Every line in the listing is to be echoed verbatim.

========

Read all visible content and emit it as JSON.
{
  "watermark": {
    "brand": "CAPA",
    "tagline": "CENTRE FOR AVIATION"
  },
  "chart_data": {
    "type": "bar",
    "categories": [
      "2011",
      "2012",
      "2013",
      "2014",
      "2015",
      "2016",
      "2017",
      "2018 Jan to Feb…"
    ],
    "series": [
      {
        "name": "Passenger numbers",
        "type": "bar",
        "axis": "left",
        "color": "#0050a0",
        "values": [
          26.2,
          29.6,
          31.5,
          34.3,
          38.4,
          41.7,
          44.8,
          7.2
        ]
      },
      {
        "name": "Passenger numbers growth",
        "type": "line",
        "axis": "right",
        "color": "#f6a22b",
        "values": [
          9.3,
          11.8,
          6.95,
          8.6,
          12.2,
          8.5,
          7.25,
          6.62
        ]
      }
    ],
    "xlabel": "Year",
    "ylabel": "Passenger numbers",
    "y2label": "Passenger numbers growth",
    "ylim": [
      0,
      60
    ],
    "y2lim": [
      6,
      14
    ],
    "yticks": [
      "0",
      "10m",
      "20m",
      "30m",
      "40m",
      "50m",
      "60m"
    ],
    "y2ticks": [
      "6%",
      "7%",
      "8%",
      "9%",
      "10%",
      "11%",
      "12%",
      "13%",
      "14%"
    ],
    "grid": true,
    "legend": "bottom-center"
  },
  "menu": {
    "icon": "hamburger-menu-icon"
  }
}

========

• Finished task
Read all visible content and emit it as JSON.
{
  "watermark": {
    "brand": "CAPA",
    "tagline": "CENTRE FOR AVIATION"
  },
  "chart_data": {
    "type": "bar",
    "categories": [
      "2011",
      "2012",
      "2013",
      "2014",
      "2015",
      "2016",
      "2017",
      "2018 Jan to Feb…"
    ],
    "series": [
      {
        "name": "Passenger numbers",
        "type": "bar",
        "axis": "left",
        "color": "#0050a0",
        "values": [
          26.2,
          29.6,
          31.5,
          34.3,
          38.4,
          41.7,
          44.8,
          7.2
        ]
      },
      {
        "name": "Passenger numbers growth",
        "type": "line",
        "axis": "right",
        "color": "#f6a22b",
        "values": [
          9.3,
          11.8,
          6.95,
          8.6,
          12.2,
          8.5,
          7.25,
          6.62
        ]
      }
    ],
    "xlabel": "Year",
    "ylabel": "Passenger numbers",
    "y2label": "Passenger numbers growth",
    "ylim": [
      0,
      60
    ],
    "y2lim": [
      6,
      14
    ],
    "yticks": [
      "0",
      "10m",
      "20m",
      "30m",
      "40m",
      "50m",
      "60m"
    ],
    "y2ticks": [
      "6%",
      "7%",
      "8%",
      "9%",
      "10%",
      "11%",
      "12%",
      "13%",
      "14%"
    ],
    "grid": true,
    "legend": "bottom-center"
  },
  "menu": {
    "icon": "hamburger-menu-icon"
  }
}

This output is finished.